Stated task a: Copy the entries word for word, from the line containing "legend-item-hcaii[interactable]: (H)CaII [933,455,995,466]" through the line containing "spectrum-xtick-4500: 4500 [682,431,712,445]", including both of those lines.
+++++
How Much Does It Cost to Install a Home Charging Station?

Ryan Meffert

How Much Does It Cost to Install a Home Charging Station?

Chances are if you are reading this you have either already purchased an electric vehicle (EV) or you are considering it. Either way, congratulations on your journey to cleaner transportation! As you may have already learned, electric cars are a bit different than conventional gas or diesel burning vehicles. For starters, EVs produce zero emissions, have less maintenance, and are very quiet to drive. These are all really good things for either you and the planet! 

One way EV drivers save more on ownership costs than gas or diesel drivers is by charging their car at home rather than at a public charging station. Charging an EV at home is far cheaper than gas at a gas station. Using national averages, it costs an EV around $10 to fully charge at home while it costs a gas car over $40 to fill up. There are often hidden costs associated with the actual installation of the outlet you need for charging your car at home. You may ask now, “well, how much does it cost to install a home charging station?”. As hinted in the title of this article, we’ll break down that cost so you are best prepared to charge your electric car at home. 

Quick Summary

There are four components to installing a home charging station: charging station, permit, electrical materials, and the electrician labor. 

For those who want a quick summary, check out the table below:

Table 1: How much it costs to get EV charging installed.

If applicable, you can save thousands of dollars with the NeoCharge Smart Splitter. Ultimately, the cost to install a home charging station varies on a number of factors. Factors such as the age of the home, the electric panel capacity, the type of installation, and where the panel location is relative to the car charger all play a role in the cost. 

As detailed below, we’ve explained how each of these factors play a role in determining the cost to install a home charging station. By the end of the article, you should have a fairly rough estimate of how much you can expect to pay to install a home charging station at your house. 

Let’s begin!
+++++
Stated task b:
Answer these questions using the article on home charging station costs.
(i) Using national averages, about how much does it cost to fully charge an EV at home?
(ii) What are the four components of installing a home charging station?
(iii) Which product does the article say can save thousands of dollars, if applicable?

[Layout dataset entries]
+++++
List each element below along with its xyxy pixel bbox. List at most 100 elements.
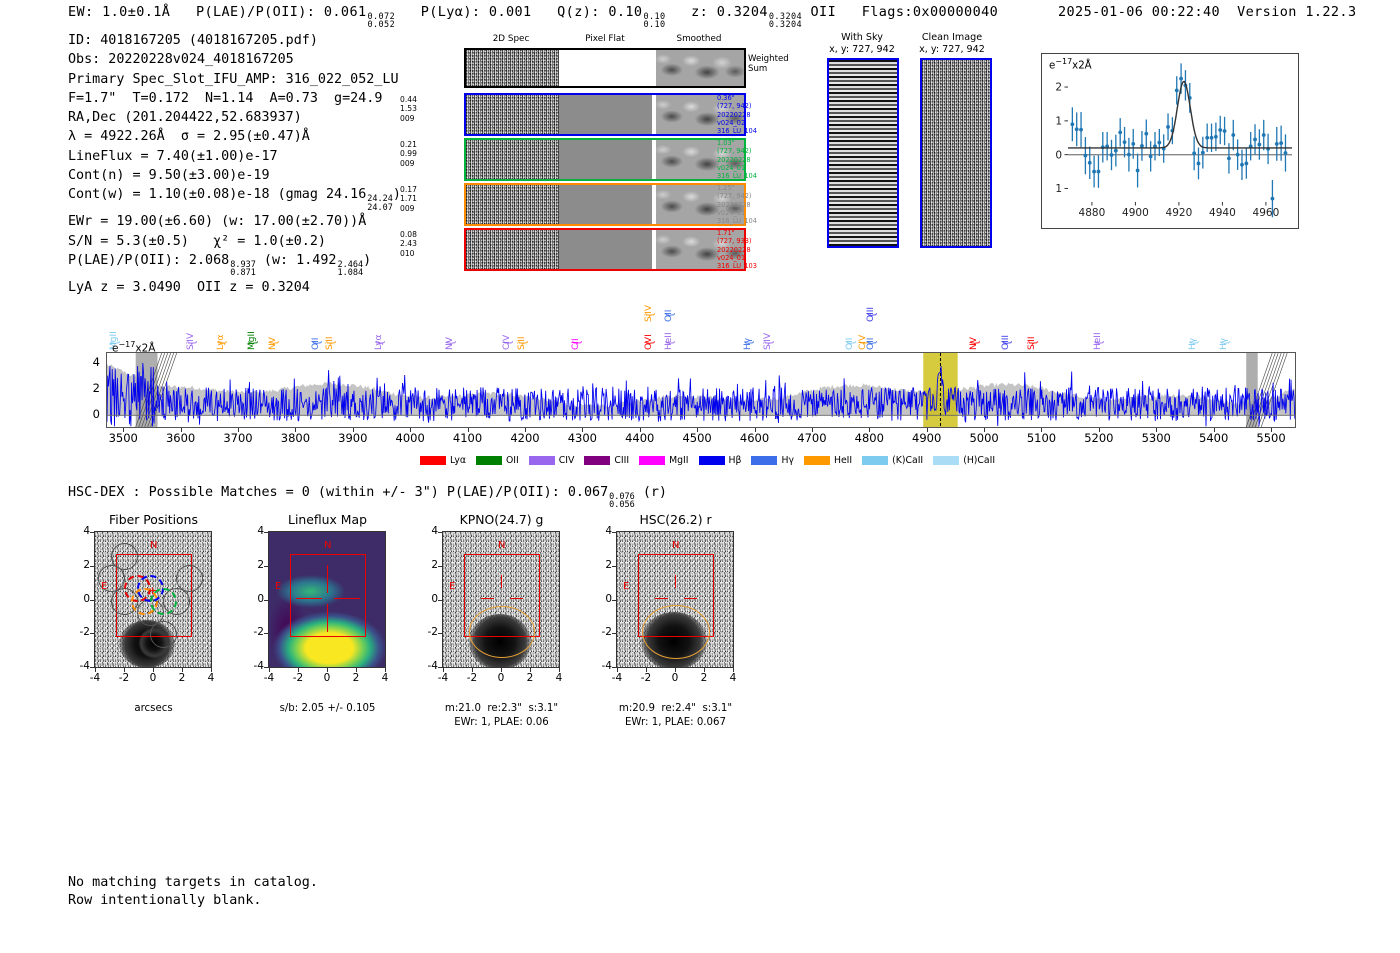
legend-item-hcaii[interactable]: (H)CaII [933,455,995,466]
cutout3-xtick-1: -2 [640,672,652,684]
full-spectrum-chart[interactable] [106,352,1296,428]
fiber-strip-1[interactable] [464,93,746,136]
fiber4-date: 20220228 [717,245,751,254]
legend-item-hβ[interactable]: Hβ [698,455,741,466]
legend-item-oii[interactable]: OII [475,455,519,466]
line-marker-bracket-10: { [517,340,529,347]
legend-item-mgii[interactable]: MgII [639,455,689,466]
spectrum-xtick-4000: 4000 [395,431,425,445]
spectrum-xtickmark [639,428,641,432]
spectrum-xtick-4500: 4500 [682,431,712,445]
spectrum-xtickmark [1041,428,1043,432]
fiber2-sep: 1.03" [717,139,735,147]
fiber2-xy: (727, 942) [717,147,752,156]
fiber2-pixelflat-image [559,140,652,179]
compass-n-fiber: N [150,540,158,551]
legend-item-heii[interactable]: HeII [803,455,852,466]
cutout3-ytick-4: -4 [601,660,612,672]
cutout3-xtick-0: -4 [611,672,623,684]
fiber1-sep: 0.36" [717,94,735,102]
legend-item-ciii[interactable]: CIII [584,455,629,466]
with-sky-image[interactable] [827,58,899,248]
spectrum-xtickmark [180,428,182,432]
spectrum-xtick-5100: 5100 [1026,431,1057,445]
fiber-strip-3[interactable] [464,183,746,226]
spectrum-xtickmark [582,428,584,432]
fiber2-dist: 0.99 [400,149,417,159]
spectrum-xtick-3800: 3800 [280,431,311,445]
fiber-strip-2[interactable] [464,138,746,181]
clean-image[interactable] [920,58,992,248]
spectrum-xtickmark [697,428,699,432]
cutout-title-lineflux-map: Lineflux Map [288,512,367,527]
cutout0-xtickmark-4 [211,668,212,672]
header-qz-label: Q(z): [557,4,600,20]
fiber-circle-gray-7 [150,621,177,648]
svg-text:4880: 4880 [1079,207,1106,219]
kpno-g-image[interactable]: N E [442,531,560,668]
cutout3-ytickmark-3 [612,633,616,635]
kpno-crosshair-h1 [481,598,494,600]
cutout2-xtickmark-4 [559,668,560,672]
cutout-sub2-kpno-g: EWr: 1, PLAE: 0.06 [454,717,549,728]
legend-swatch [803,456,830,465]
header-summary-line: EW: 1.0±0.1Å P(LAE)/P(OII): 0.061 0.072 0.… [68,4,998,30]
fiber3-2dspec-image [466,185,559,224]
header-plae-poii-lo: 0.052 [367,20,396,31]
cutout2-xtick-2: 0 [497,672,505,684]
cutout2-ytickmark-2 [438,599,442,601]
fiber-strip-4[interactable] [464,228,746,271]
fiber2-date: 20220228 [717,155,751,164]
line-marker-bracket-17: { [763,340,775,347]
fiber-strip-3-left-labels: 0.17 1.71 009 [400,185,417,213]
cutout-title-kpno-g: KPNO(24.7) g [459,512,544,527]
legend-item-lyα[interactable]: Lyα [420,455,466,466]
zoomed-emission-line-chart[interactable]: 4880 4900 4920 4940 4960 1 0 1 2 [1041,53,1299,229]
target-marker-fiber: + [148,584,158,597]
fiber3-sep: 1.25" [717,184,735,192]
fiber-strip-4-right-labels: 1.71" (727, 933) 20220228 v024_01 316_LU… [717,229,757,270]
cutout0-ytickmark-0 [90,532,94,533]
hsc-dex-hi: 0.076 [609,491,635,502]
hsc-dex-lo: 0.056 [609,500,635,511]
line-marker-bracket-14: { [664,340,676,347]
header-timestamp-version: 2025-01-06 00:22:40 Version 1.22.3 [1058,4,1356,20]
fiber2-obs: v024_01 [717,163,746,172]
fiber1-pixelflat-image [559,95,652,134]
cutout1-ytick-1: 2 [257,558,264,571]
cutout2-ytick-1: 2 [431,558,438,571]
fiber4-2dspec-image [466,230,559,269]
info-wavelength-sigma: λ = 4922.26Å σ = 2.95(±0.47)Å [68,129,310,145]
hsc-r-image[interactable]: N E [616,531,734,668]
legend-item-kcaii[interactable]: (K)CaII [862,455,923,466]
compass-e-lineflux: E [275,581,282,592]
fiber-positions-image[interactable]: N E + [94,531,212,668]
legend-item-civ[interactable]: CIV [528,455,574,466]
cutout3-ytick-2: 0 [605,592,612,605]
fiber4-dist: 2.43 [400,239,417,249]
cutout2-xtick-4: 4 [555,672,563,684]
line-marker-bracket-22: { [970,340,982,347]
info-seeing-throughput: F=1.7" T=0.172 N=1.14 A=0.73 g=24.9 [68,90,383,106]
line-marker-bracket-6: { [325,340,337,347]
cutout1-xtick-3: 2 [352,672,360,684]
fiber-circle-gray-2 [111,543,138,570]
fiber4-sep: 1.71" [717,229,735,237]
cutout1-xtickmark-3 [356,668,357,672]
legend-item-hγ[interactable]: Hγ [751,455,794,466]
fiber1-2dspec-image [466,95,559,134]
svg-text:2: 2 [1055,82,1062,94]
legend-swatch [420,456,446,465]
cutout1-ytick-4: -4 [253,660,264,672]
info-cont-w-pre: Cont(w) = 1.10(±0.08)e-18 (gmag 24.16 [68,187,367,203]
cutout0-ytick-0: 4 [83,525,90,537]
spectrum-xtick-4300: 4300 [567,431,597,445]
lineflux-map-image[interactable]: N E [268,531,386,668]
cutout2-ytick-3: -2 [427,626,438,639]
cutout0-ytickmark-1 [90,565,94,567]
spectrum-xtickmark [811,428,813,432]
svg-text:4940: 4940 [1209,207,1236,219]
fiber3-weight: 0.17 [400,185,417,194]
cutout2-xtickmark-3 [530,668,531,672]
header-flags: Flags:0x00000040 [861,4,999,20]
+++++
Answer a:
legend-item-hcaii[interactable]: (H)CaII [933,455,995,466]
cutout3-xtick-1: -2 [640,672,652,684]
full-spectrum-chart[interactable] [106,352,1296,428]
fiber-strip-1[interactable] [464,93,746,136]
fiber4-date: 20220228 [717,245,751,254]
legend-item-hβ[interactable]: Hβ [698,455,741,466]
legend-item-oii[interactable]: OII [475,455,519,466]
line-marker-bracket-10: { [517,340,529,347]
legend-item-mgii[interactable]: MgII [639,455,689,466]
spectrum-xtick-4000: 4000 [395,431,425,445]
spectrum-xtickmark [639,428,641,432]
spectrum-xtick-4500: 4500 [682,431,712,445]

Answer b:
(i) Around $10.
(ii) The charging station, the permit, the electrical materials, and the electrician labor.
(iii) The NeoCharge Smart Splitter.